>>>>>
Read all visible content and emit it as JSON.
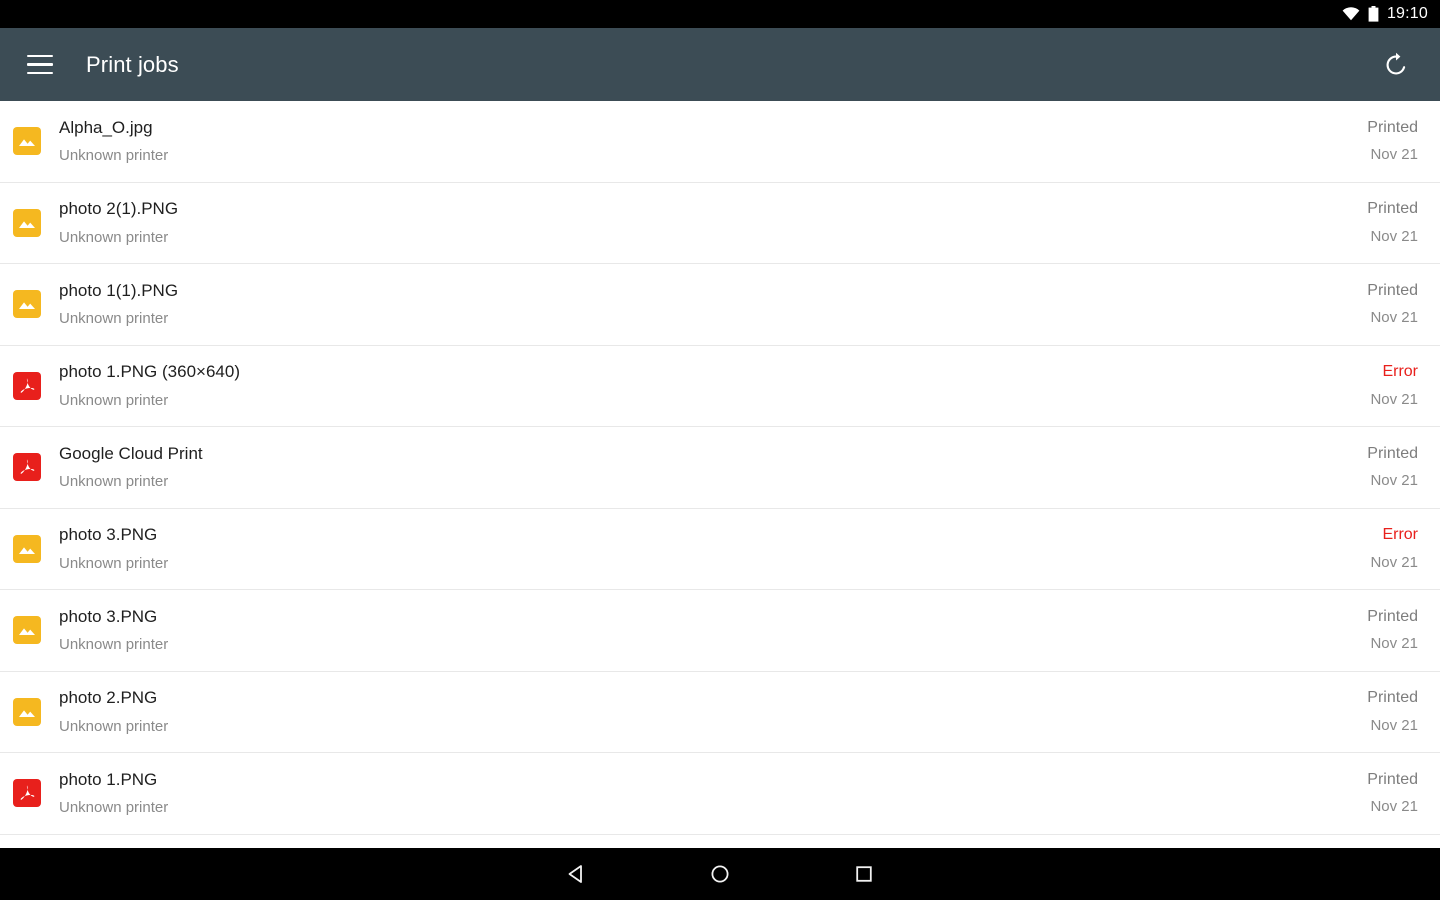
{
  "status_bar": {
    "wifi_icon": "wifi-icon",
    "battery_icon": "battery-icon",
    "time": "19:10"
  },
  "toolbar": {
    "menu_icon": "hamburger-menu-icon",
    "title": "Print jobs",
    "refresh_icon": "refresh-icon"
  },
  "colors": {
    "toolbar_bg": "#3c4c55",
    "image_icon": "#f5b820",
    "pdf_icon": "#e8201c",
    "error_text": "#e8201c",
    "status_bar_bg": "#000000"
  },
  "jobs": [
    {
      "icon": "image-file-icon",
      "type": "image",
      "title": "Alpha_O.jpg",
      "printer": "Unknown printer",
      "status": "Printed",
      "error": false,
      "date": "Nov 21"
    },
    {
      "icon": "image-file-icon",
      "type": "image",
      "title": "photo 2(1).PNG",
      "printer": "Unknown printer",
      "status": "Printed",
      "error": false,
      "date": "Nov 21"
    },
    {
      "icon": "image-file-icon",
      "type": "image",
      "title": "photo 1(1).PNG",
      "printer": "Unknown printer",
      "status": "Printed",
      "error": false,
      "date": "Nov 21"
    },
    {
      "icon": "pdf-file-icon",
      "type": "pdf",
      "title": "photo 1.PNG (360×640)",
      "printer": "Unknown printer",
      "status": "Error",
      "error": true,
      "date": "Nov 21"
    },
    {
      "icon": "pdf-file-icon",
      "type": "pdf",
      "title": "Google Cloud Print",
      "printer": "Unknown printer",
      "status": "Printed",
      "error": false,
      "date": "Nov 21"
    },
    {
      "icon": "image-file-icon",
      "type": "image",
      "title": "photo 3.PNG",
      "printer": "Unknown printer",
      "status": "Error",
      "error": true,
      "date": "Nov 21"
    },
    {
      "icon": "image-file-icon",
      "type": "image",
      "title": "photo 3.PNG",
      "printer": "Unknown printer",
      "status": "Printed",
      "error": false,
      "date": "Nov 21"
    },
    {
      "icon": "image-file-icon",
      "type": "image",
      "title": "photo 2.PNG",
      "printer": "Unknown printer",
      "status": "Printed",
      "error": false,
      "date": "Nov 21"
    },
    {
      "icon": "pdf-file-icon",
      "type": "pdf",
      "title": "photo 1.PNG",
      "printer": "Unknown printer",
      "status": "Printed",
      "error": false,
      "date": "Nov 21"
    }
  ],
  "nav_bar": {
    "back_icon": "back-triangle-icon",
    "home_icon": "home-circle-icon",
    "recents_icon": "recents-square-icon"
  }
}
<<<<<
WHAT THE TASK ASKS
All of the data needs repeating exactly, but the pictures do not.

CORRECT ANSWER
Read all visible content and emit it as JSON.
{
  "status_bar": {
    "wifi_icon": "wifi-icon",
    "battery_icon": "battery-icon",
    "time": "19:10"
  },
  "toolbar": {
    "menu_icon": "hamburger-menu-icon",
    "title": "Print jobs",
    "refresh_icon": "refresh-icon"
  },
  "colors": {
    "toolbar_bg": "#3c4c55",
    "image_icon": "#f5b820",
    "pdf_icon": "#e8201c",
    "error_text": "#e8201c",
    "status_bar_bg": "#000000"
  },
  "jobs": [
    {
      "icon": "image-file-icon",
      "type": "image",
      "title": "Alpha_O.jpg",
      "printer": "Unknown printer",
      "status": "Printed",
      "error": false,
      "date": "Nov 21"
    },
    {
      "icon": "image-file-icon",
      "type": "image",
      "title": "photo 2(1).PNG",
      "printer": "Unknown printer",
      "status": "Printed",
      "error": false,
      "date": "Nov 21"
    },
    {
      "icon": "image-file-icon",
      "type": "image",
      "title": "photo 1(1).PNG",
      "printer": "Unknown printer",
      "status": "Printed",
      "error": false,
      "date": "Nov 21"
    },
    {
      "icon": "pdf-file-icon",
      "type": "pdf",
      "title": "photo 1.PNG (360×640)",
      "printer": "Unknown printer",
      "status": "Error",
      "error": true,
      "date": "Nov 21"
    },
    {
      "icon": "pdf-file-icon",
      "type": "pdf",
      "title": "Google Cloud Print",
      "printer": "Unknown printer",
      "status": "Printed",
      "error": false,
      "date": "Nov 21"
    },
    {
      "icon": "image-file-icon",
      "type": "image",
      "title": "photo 3.PNG",
      "printer": "Unknown printer",
      "status": "Error",
      "error": true,
      "date": "Nov 21"
    },
    {
      "icon": "image-file-icon",
      "type": "image",
      "title": "photo 3.PNG",
      "printer": "Unknown printer",
      "status": "Printed",
      "error": false,
      "date": "Nov 21"
    },
    {
      "icon": "image-file-icon",
      "type": "image",
      "title": "photo 2.PNG",
      "printer": "Unknown printer",
      "status": "Printed",
      "error": false,
      "date": "Nov 21"
    },
    {
      "icon": "pdf-file-icon",
      "type": "pdf",
      "title": "photo 1.PNG",
      "printer": "Unknown printer",
      "status": "Printed",
      "error": false,
      "date": "Nov 21"
    }
  ],
  "nav_bar": {
    "back_icon": "back-triangle-icon",
    "home_icon": "home-circle-icon",
    "recents_icon": "recents-square-icon"
  }
}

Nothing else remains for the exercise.